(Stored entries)
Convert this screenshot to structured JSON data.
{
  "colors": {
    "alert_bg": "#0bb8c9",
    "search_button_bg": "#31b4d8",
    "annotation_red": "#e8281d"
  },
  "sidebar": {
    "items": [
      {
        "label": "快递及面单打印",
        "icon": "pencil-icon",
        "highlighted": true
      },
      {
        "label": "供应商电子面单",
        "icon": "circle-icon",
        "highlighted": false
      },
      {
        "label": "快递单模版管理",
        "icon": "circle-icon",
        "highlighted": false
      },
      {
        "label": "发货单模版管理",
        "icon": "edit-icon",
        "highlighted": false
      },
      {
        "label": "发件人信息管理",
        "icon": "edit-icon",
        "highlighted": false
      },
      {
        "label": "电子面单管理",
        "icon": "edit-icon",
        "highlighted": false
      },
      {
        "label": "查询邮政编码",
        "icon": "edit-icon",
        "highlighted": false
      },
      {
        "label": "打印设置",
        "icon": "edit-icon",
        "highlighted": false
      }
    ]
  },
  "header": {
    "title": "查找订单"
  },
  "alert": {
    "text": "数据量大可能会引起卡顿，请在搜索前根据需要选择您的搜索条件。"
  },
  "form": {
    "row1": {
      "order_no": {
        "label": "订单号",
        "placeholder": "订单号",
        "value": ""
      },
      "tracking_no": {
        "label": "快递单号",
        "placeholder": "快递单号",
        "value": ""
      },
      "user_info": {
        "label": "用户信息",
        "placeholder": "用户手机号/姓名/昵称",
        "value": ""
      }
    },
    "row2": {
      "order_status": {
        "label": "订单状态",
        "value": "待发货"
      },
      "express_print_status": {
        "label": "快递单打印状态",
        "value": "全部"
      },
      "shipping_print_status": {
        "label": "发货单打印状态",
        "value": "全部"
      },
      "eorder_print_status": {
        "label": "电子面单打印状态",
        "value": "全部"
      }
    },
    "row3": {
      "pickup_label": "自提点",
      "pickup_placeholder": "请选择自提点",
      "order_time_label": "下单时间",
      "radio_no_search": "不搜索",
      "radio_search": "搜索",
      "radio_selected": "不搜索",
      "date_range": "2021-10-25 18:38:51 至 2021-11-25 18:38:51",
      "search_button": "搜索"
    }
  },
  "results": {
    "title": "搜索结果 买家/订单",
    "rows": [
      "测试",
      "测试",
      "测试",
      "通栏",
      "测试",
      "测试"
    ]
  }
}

Work to complete
Output every entry shown above, exactly.

The solution
Convert this screenshot to structured JSON data.
{
  "colors": {
    "alert_bg": "#0bb8c9",
    "search_button_bg": "#31b4d8",
    "annotation_red": "#e8281d"
  },
  "sidebar": {
    "items": [
      {
        "label": "快递及面单打印",
        "icon": "pencil-icon",
        "highlighted": true
      },
      {
        "label": "供应商电子面单",
        "icon": "circle-icon",
        "highlighted": false
      },
      {
        "label": "快递单模版管理",
        "icon": "circle-icon",
        "highlighted": false
      },
      {
        "label": "发货单模版管理",
        "icon": "edit-icon",
        "highlighted": false
      },
      {
        "label": "发件人信息管理",
        "icon": "edit-icon",
        "highlighted": false
      },
      {
        "label": "电子面单管理",
        "icon": "edit-icon",
        "highlighted": false
      },
      {
        "label": "查询邮政编码",
        "icon": "edit-icon",
        "highlighted": false
      },
      {
        "label": "打印设置",
        "icon": "edit-icon",
        "highlighted": false
      }
    ]
  },
  "header": {
    "title": "查找订单"
  },
  "alert": {
    "text": "数据量大可能会引起卡顿，请在搜索前根据需要选择您的搜索条件。"
  },
  "form": {
    "row1": {
      "order_no": {
        "label": "订单号",
        "placeholder": "订单号",
        "value": ""
      },
      "tracking_no": {
        "label": "快递单号",
        "placeholder": "快递单号",
        "value": ""
      },
      "user_info": {
        "label": "用户信息",
        "placeholder": "用户手机号/姓名/昵称",
        "value": ""
      }
    },
    "row2": {
      "order_status": {
        "label": "订单状态",
        "value": "待发货"
      },
      "express_print_status": {
        "label": "快递单打印状态",
        "value": "全部"
      },
      "shipping_print_status": {
        "label": "发货单打印状态",
        "value": "全部"
      },
      "eorder_print_status": {
        "label": "电子面单打印状态",
        "value": "全部"
      }
    },
    "row3": {
      "pickup_label": "自提点",
      "pickup_placeholder": "请选择自提点",
      "order_time_label": "下单时间",
      "radio_no_search": "不搜索",
      "radio_search": "搜索",
      "radio_selected": "不搜索",
      "date_range": "2021-10-25 18:38:51 至 2021-11-25 18:38:51",
      "search_button": "搜索"
    }
  },
  "results": {
    "title": "搜索结果 买家/订单",
    "rows": [
      "测试",
      "测试",
      "测试",
      "通栏",
      "测试",
      "测试"
    ]
  }
}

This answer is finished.